## TASK TO CARRY OUT
Copy the data that follows, character for character, minus the pictures.

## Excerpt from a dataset
___

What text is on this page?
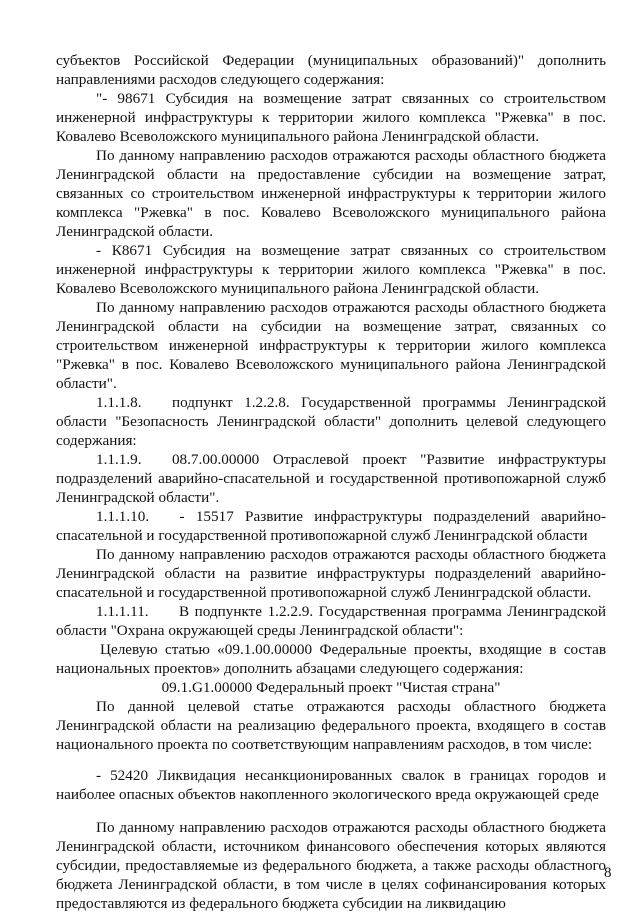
субъектов Российской Федерации (муниципальных образований)" дополнить направлениями расходов следующего содержания:
"- 98671 Субсидия на возмещение затрат связанных со строительством инженерной инфраструктуры к территории жилого комплекса "Ржевка" в пос. Ковалево Всеволожского муниципального района Ленинградской области.
По данному направлению расходов отражаются расходы областного бюджета Ленинградской области на предоставление субсидии на возмещение затрат, связанных со строительством инженерной инфраструктуры к территории жилого комплекса "Ржевка" в пос. Ковалево Всеволожского муниципального района Ленинградской области.
- К8671 Субсидия на возмещение затрат связанных со строительством инженерной инфраструктуры к территории жилого комплекса "Ржевка" в пос. Ковалево Всеволожского муниципального района Ленинградской области.
По данному направлению расходов отражаются расходы областного бюджета Ленинградской области на субсидии на возмещение затрат, связанных со строительством инженерной инфраструктуры к территории жилого комплекса "Ржевка" в пос. Ковалево Всеволожского муниципального района Ленинградской области".
1.1.1.8.  подпункт 1.2.2.8. Государственной программы Ленинградской области "Безопасность Ленинградской области" дополнить целевой следующего содержания:
1.1.1.9.  08.7.00.00000 Отраслевой проект "Развитие инфраструктуры подразделений аварийно-спасательной и государственной противопожарной служб Ленинградской области".
1.1.1.10.  - 15517 Развитие инфраструктуры подразделений аварийно-спасательной и государственной противопожарной служб Ленинградской области
По данному направлению расходов отражаются расходы областного бюджета Ленинградской области на развитие инфраструктуры подразделений аварийно-спасательной и государственной противопожарной служб Ленинградской области.
1.1.1.11.  В подпункте 1.2.2.9. Государственная программа Ленинградской области "Охрана окружающей среды Ленинградской области":
Целевую статью «09.1.00.00000 Федеральные проекты, входящие в состав национальных проектов» дополнить абзацами следующего содержания:
09.1.G1.00000 Федеральный проект "Чистая страна"
По данной целевой статье отражаются расходы областного бюджета Ленинградской области на реализацию федерального проекта, входящего в состав национального проекта по соответствующим направлениям расходов, в том числе:
- 52420 Ликвидация несанкционированных свалок в границах городов и наиболее опасных объектов накопленного экологического вреда окружающей среде
По данному направлению расходов отражаются расходы областного бюджета Ленинградской области, источником финансового обеспечения которых являются субсидии, предоставляемые из федерального бюджета, а также расходы областного бюджета Ленинградской области, в том числе в целях софинансирования которых предоставляются из федерального бюджета субсидии на ликвидацию
8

___

## REPLY
What text is on this page?
субъектов Российской Федерации (муниципальных образований)" дополнить направлениями расходов следующего содержания:
"- 98671 Субсидия на возмещение затрат связанных со строительством инженерной инфраструктуры к территории жилого комплекса "Ржевка" в пос. Ковалево Всеволожского муниципального района Ленинградской области.
По данному направлению расходов отражаются расходы областного бюджета Ленинградской области на предоставление субсидии на возмещение затрат, связанных со строительством инженерной инфраструктуры к территории жилого комплекса "Ржевка" в пос. Ковалево Всеволожского муниципального района Ленинградской области.
- К8671 Субсидия на возмещение затрат связанных со строительством инженерной инфраструктуры к территории жилого комплекса "Ржевка" в пос. Ковалево Всеволожского муниципального района Ленинградской области.
По данному направлению расходов отражаются расходы областного бюджета Ленинградской области на субсидии на возмещение затрат, связанных со строительством инженерной инфраструктуры к территории жилого комплекса "Ржевка" в пос. Ковалево Всеволожского муниципального района Ленинградской области".
1.1.1.8.  подпункт 1.2.2.8. Государственной программы Ленинградской области "Безопасность Ленинградской области" дополнить целевой следующего содержания:
1.1.1.9.  08.7.00.00000 Отраслевой проект "Развитие инфраструктуры подразделений аварийно-спасательной и государственной противопожарной служб Ленинградской области".
1.1.1.10.  - 15517 Развитие инфраструктуры подразделений аварийно-спасательной и государственной противопожарной служб Ленинградской области
По данному направлению расходов отражаются расходы областного бюджета Ленинградской области на развитие инфраструктуры подразделений аварийно-спасательной и государственной противопожарной служб Ленинградской области.
1.1.1.11.  В подпункте 1.2.2.9. Государственная программа Ленинградской области "Охрана окружающей среды Ленинградской области":
Целевую статью «09.1.00.00000 Федеральные проекты, входящие в состав национальных проектов» дополнить абзацами следующего содержания:
09.1.G1.00000 Федеральный проект "Чистая страна"
По данной целевой статье отражаются расходы областного бюджета Ленинградской области на реализацию федерального проекта, входящего в состав национального проекта по соответствующим направлениям расходов, в том числе:
- 52420 Ликвидация несанкционированных свалок в границах городов и наиболее опасных объектов накопленного экологического вреда окружающей среде
По данному направлению расходов отражаются расходы областного бюджета Ленинградской области, источником финансового обеспечения которых являются субсидии, предоставляемые из федерального бюджета, а также расходы областного бюджета Ленинградской области, в том числе в целях софинансирования которых предоставляются из федерального бюджета субсидии на ликвидацию
8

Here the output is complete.